> _Set exercise_
Show every line of the records below that contains the word "Rail".
___ Data rows
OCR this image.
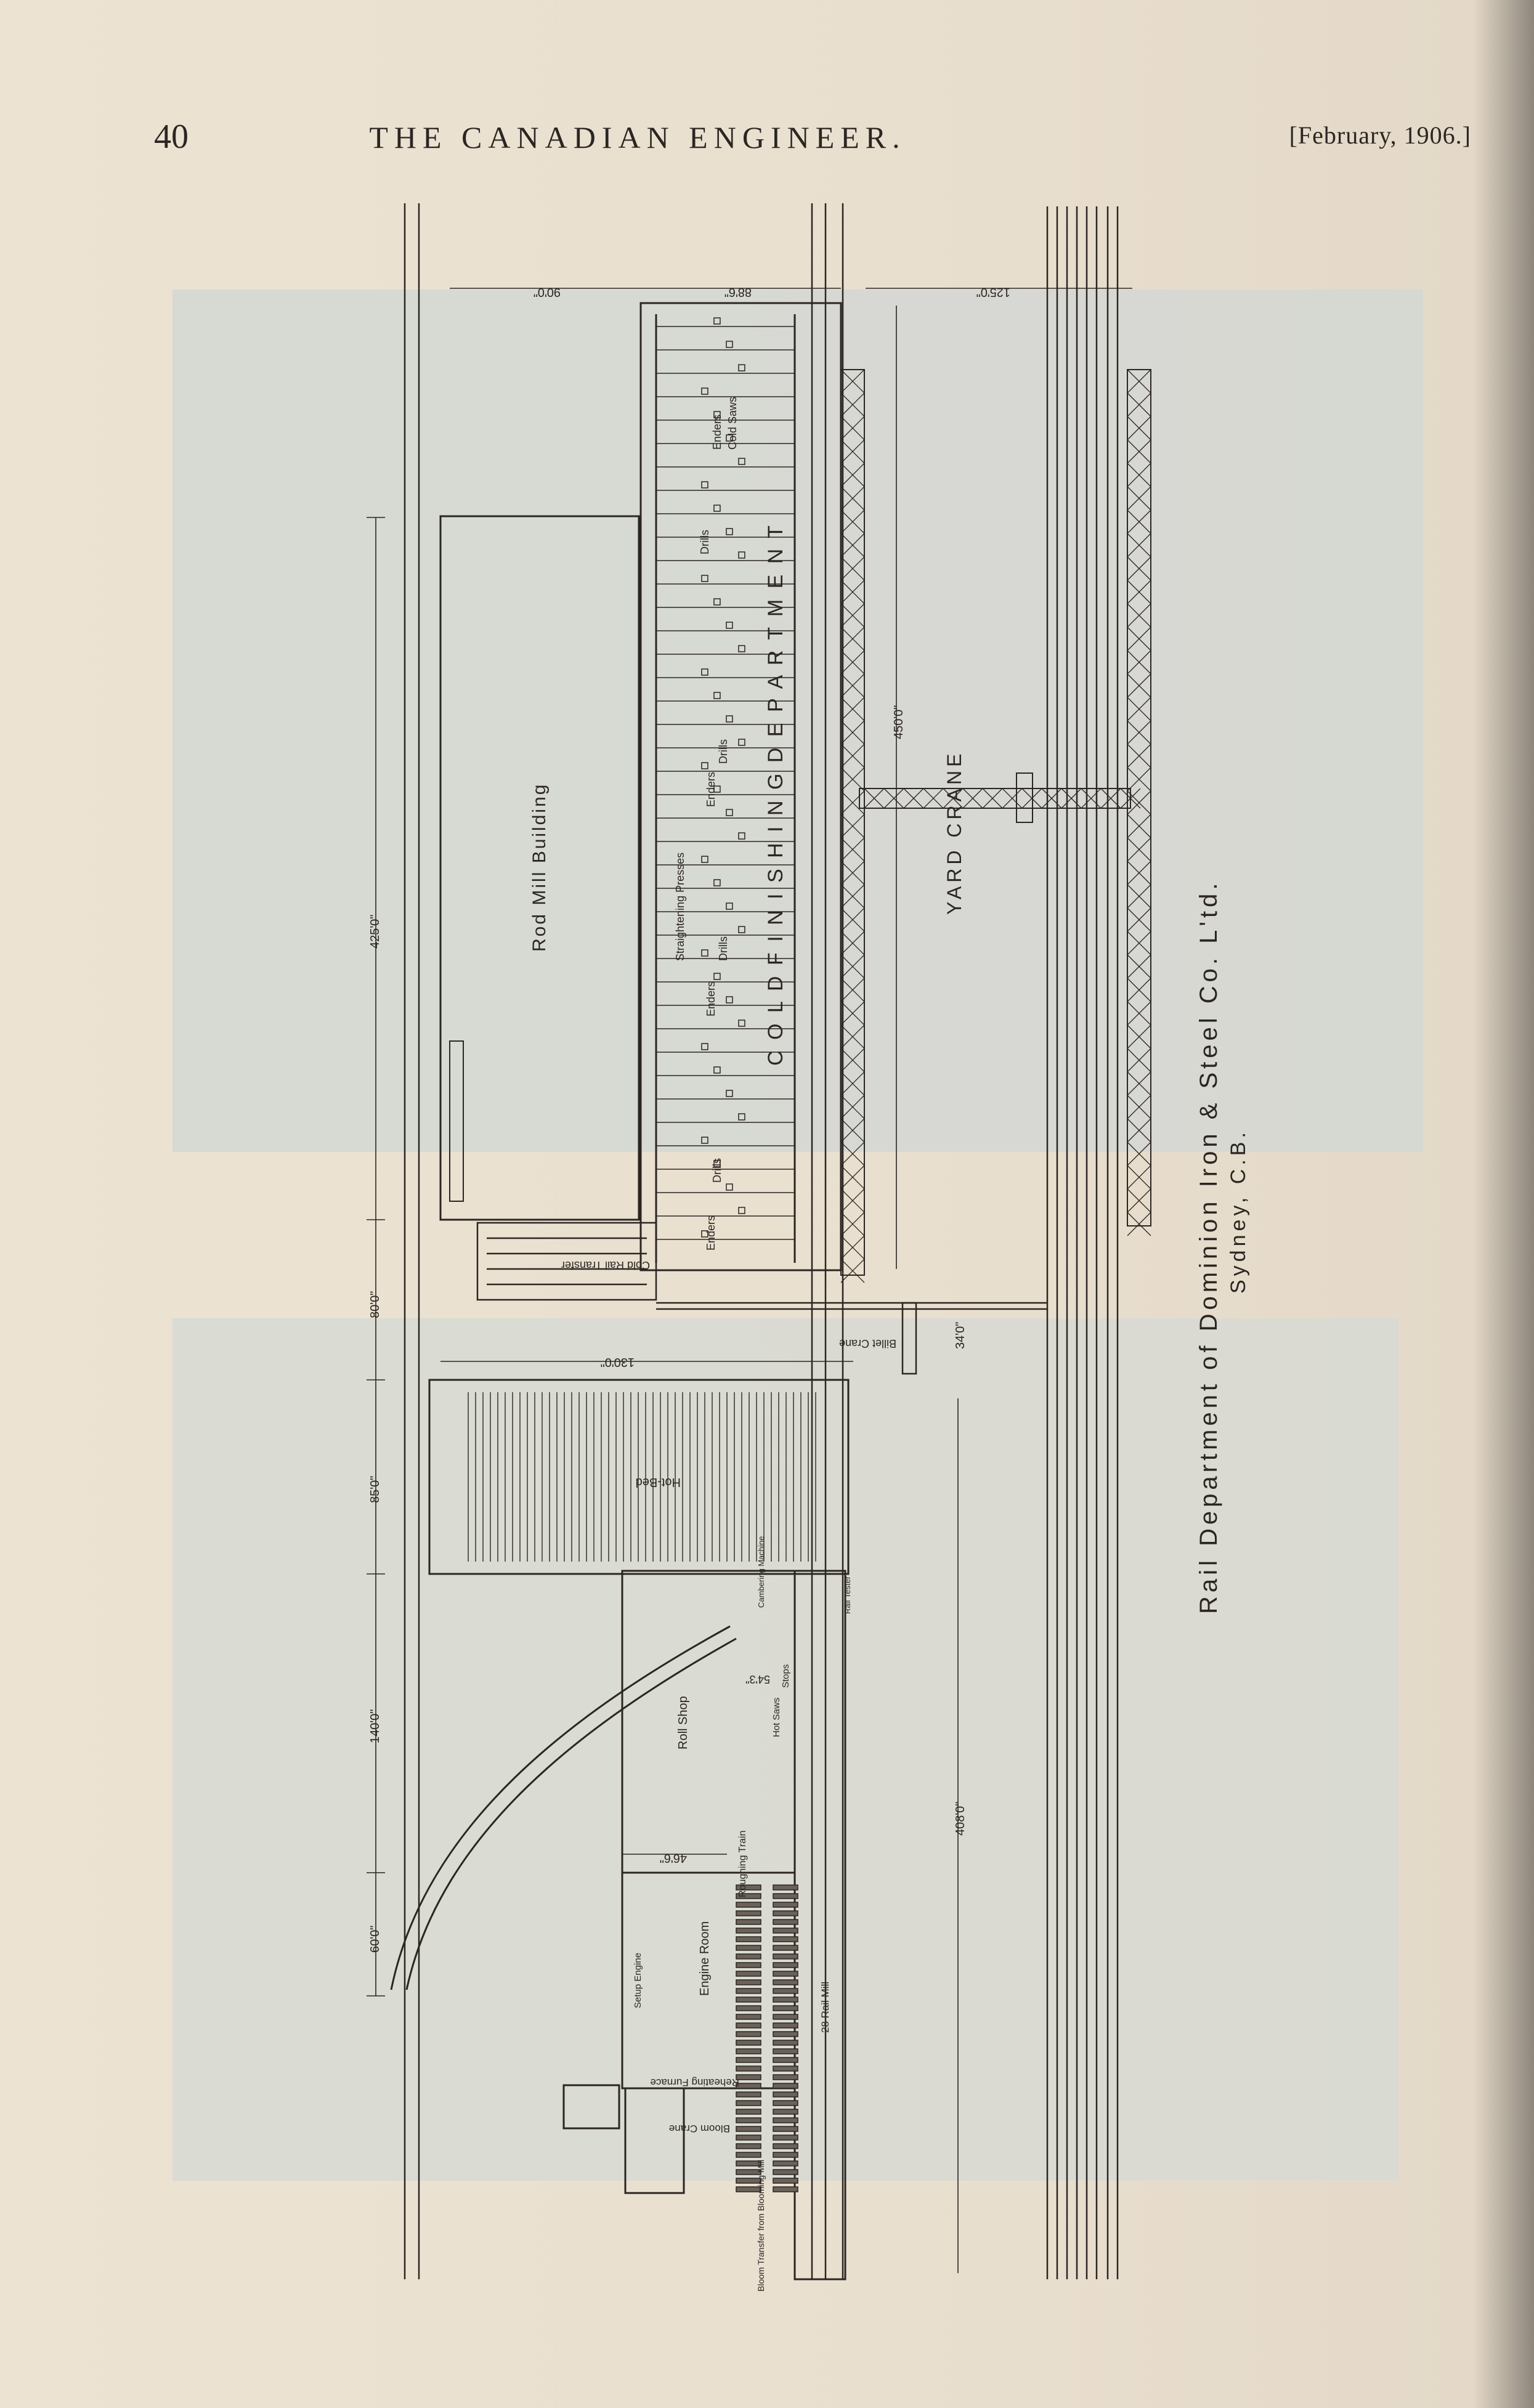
40	THE CANADIAN ENGINEER.	[February, 1906.]
Rod Mill Building	C O L D F I N I S H I N G D E P A R T M E N T	YARD CRANE
Straightening Presses	Drills
Drills
Drills
Drills
Enders
Enders
Enders
Enders Cold Saws
Cold Rail Transfer
Billet Crane
Hot-Bed
Roll Shop
Engine Room
Setup Engine
Reheating Furnace
Bloom Crane
Bloom Transfer from Blooming Mill
28 Rail Mill
Roughing Train
Hot Saws
Stops
Cambering Machine	Rail Tester
90'0"	88'6"	125'0"
450'0"
425'0"
80'0"
130'0"
34'0"
85'0"
140'0"
408'0"
46'6"
60'0"
54'3"
Rail Department of Dominion Iron & Steel Co. L'td. Sydney, C.B.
______
> _Solution to this exercise_
Cold Rail Transfer
28 Rail Mill
Cambering Machine	Rail Tester
Rail Department of Dominion Iron & Steel Co. L'td. Sydney, C.B.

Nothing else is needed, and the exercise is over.